### Compiti da svolgere
A – Nel brano sui nuovi talenti, quanti giocatori della rosa dell'Unicusano Fondi sono nati dopo il 1992?
B – Rinomina "Lega Pro" in "Serie C" nel passo del brano sui nuovi talenti che comincia con "Proprio per tali" e prosegue fino a "altri non raccontano.", e riscrivi per favore quel passo.

### Brano da leggere
ESCLUSIVA MP – I nuovi talenti: Ivan Varone
Il calcio non è solo quello delle grandi stelle già affermate, quello dei contratti multimilionari e dei diritti televisivi, è molto di più: è quello del cuore, dei polmoni, delle gambe, quello dei talenti nascosti, quello dei meno giovani che hanno accarezzato tutta la vita il miraggio di calcare palcoscenici più prestigiosi e quello dei più giovani che nutrono il sogno di emergere e di ritagliarsi uno spazio nella storia di questo meraviglioso sport.
Proprio per tali ragioni, fedeli al nostro “Manifesto“, vogliamo continuare a curare con attenzione quelle “nicchie” che l’informazione generalista non riesce e, a volte, non vuole seguire in profondità. Quindi, abbiamo deciso di presentare e intervistare i giovani talenti della Lega Pro attraverso un appuntamento che già da novembre diventerà settimanale: non siamo dei talent scout (non è questo il nostro obiettivo), ma degli appassionati di calcio con l’ambizione di raccontare quello che gli altri non raccontano.
Il primo non è stato scelto a caso: abbiamo voluto dare merito alla società laziale dell’Unicusano Fondi di avere approntato una rosa piena di giovani in gamba: ben 10 nati dopo il 1992 e, tra questi, abbiamo selezionato l’appena ventiquattrenne (ha compiuto gli anni qualche giorno fa) centrocampista Ivan Varone.

Voci elencate in un dataset:
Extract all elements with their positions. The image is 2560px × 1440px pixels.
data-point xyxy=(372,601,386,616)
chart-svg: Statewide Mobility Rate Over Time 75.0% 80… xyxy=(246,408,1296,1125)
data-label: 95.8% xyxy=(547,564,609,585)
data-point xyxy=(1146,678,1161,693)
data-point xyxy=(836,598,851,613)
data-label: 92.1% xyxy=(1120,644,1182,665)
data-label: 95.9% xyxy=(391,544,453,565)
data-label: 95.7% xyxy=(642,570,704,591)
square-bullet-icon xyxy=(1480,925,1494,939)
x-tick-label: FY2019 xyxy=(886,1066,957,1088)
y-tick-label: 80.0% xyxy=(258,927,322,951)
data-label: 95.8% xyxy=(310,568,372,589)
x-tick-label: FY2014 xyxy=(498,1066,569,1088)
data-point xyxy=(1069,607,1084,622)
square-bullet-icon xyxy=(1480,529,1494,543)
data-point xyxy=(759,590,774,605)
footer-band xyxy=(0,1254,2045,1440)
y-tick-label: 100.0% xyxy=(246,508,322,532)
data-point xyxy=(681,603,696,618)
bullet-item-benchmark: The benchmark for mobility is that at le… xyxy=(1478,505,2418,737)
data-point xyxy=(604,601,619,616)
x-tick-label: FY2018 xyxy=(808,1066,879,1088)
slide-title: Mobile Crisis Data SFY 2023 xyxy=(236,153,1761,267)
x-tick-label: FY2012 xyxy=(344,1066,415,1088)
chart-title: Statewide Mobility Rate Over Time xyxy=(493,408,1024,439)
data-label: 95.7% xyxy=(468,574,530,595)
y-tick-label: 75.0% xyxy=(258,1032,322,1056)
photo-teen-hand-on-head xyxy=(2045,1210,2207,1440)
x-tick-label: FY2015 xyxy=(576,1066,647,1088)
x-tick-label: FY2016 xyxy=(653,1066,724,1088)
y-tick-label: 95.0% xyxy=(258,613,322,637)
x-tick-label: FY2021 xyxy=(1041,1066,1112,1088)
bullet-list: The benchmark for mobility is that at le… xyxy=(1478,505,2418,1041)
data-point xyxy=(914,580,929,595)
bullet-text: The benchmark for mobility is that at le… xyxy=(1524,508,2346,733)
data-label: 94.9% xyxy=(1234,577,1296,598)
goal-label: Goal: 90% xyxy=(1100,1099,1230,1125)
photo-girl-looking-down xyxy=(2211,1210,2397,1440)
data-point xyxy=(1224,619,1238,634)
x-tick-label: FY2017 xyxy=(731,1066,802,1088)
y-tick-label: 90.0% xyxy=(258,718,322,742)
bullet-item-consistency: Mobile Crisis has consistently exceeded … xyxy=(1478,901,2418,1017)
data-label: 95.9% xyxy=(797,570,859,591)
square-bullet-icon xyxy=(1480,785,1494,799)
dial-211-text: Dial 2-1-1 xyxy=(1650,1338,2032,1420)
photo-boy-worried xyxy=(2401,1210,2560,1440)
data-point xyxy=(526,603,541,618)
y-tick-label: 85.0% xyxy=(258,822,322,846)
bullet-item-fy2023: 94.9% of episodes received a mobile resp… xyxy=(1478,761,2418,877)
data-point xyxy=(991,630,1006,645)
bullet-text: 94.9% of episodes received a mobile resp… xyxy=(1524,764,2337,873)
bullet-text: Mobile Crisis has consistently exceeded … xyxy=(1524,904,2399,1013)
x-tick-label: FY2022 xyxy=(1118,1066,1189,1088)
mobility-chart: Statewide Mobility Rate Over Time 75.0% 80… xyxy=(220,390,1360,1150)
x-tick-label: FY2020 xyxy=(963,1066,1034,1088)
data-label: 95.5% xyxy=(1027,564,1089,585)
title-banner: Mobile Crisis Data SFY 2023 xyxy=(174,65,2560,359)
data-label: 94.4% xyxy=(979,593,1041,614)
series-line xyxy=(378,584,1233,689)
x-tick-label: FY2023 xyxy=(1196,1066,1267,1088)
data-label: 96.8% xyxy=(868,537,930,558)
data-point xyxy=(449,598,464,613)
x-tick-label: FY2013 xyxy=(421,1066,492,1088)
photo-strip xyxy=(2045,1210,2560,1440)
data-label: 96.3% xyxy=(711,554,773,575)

### Insieme delle risposte
A – Dieci.

B –
Proprio per tali ragioni, fedeli al nostro “Manifesto“, vogliamo continuare a curare con attenzione quelle “nicchie” che l’informazione generalista non riesce e, a volte, non vuole seguire in profondità. Quindi, abbiamo deciso di presentare e intervistare i giovani talenti della Serie C attraverso un appuntamento che già da novembre diventerà settimanale: non siamo dei talent scout (non è questo il nostro obiettivo), ma degli appassionati di calcio con l’ambizione di raccontare quello che gli altri non raccontano.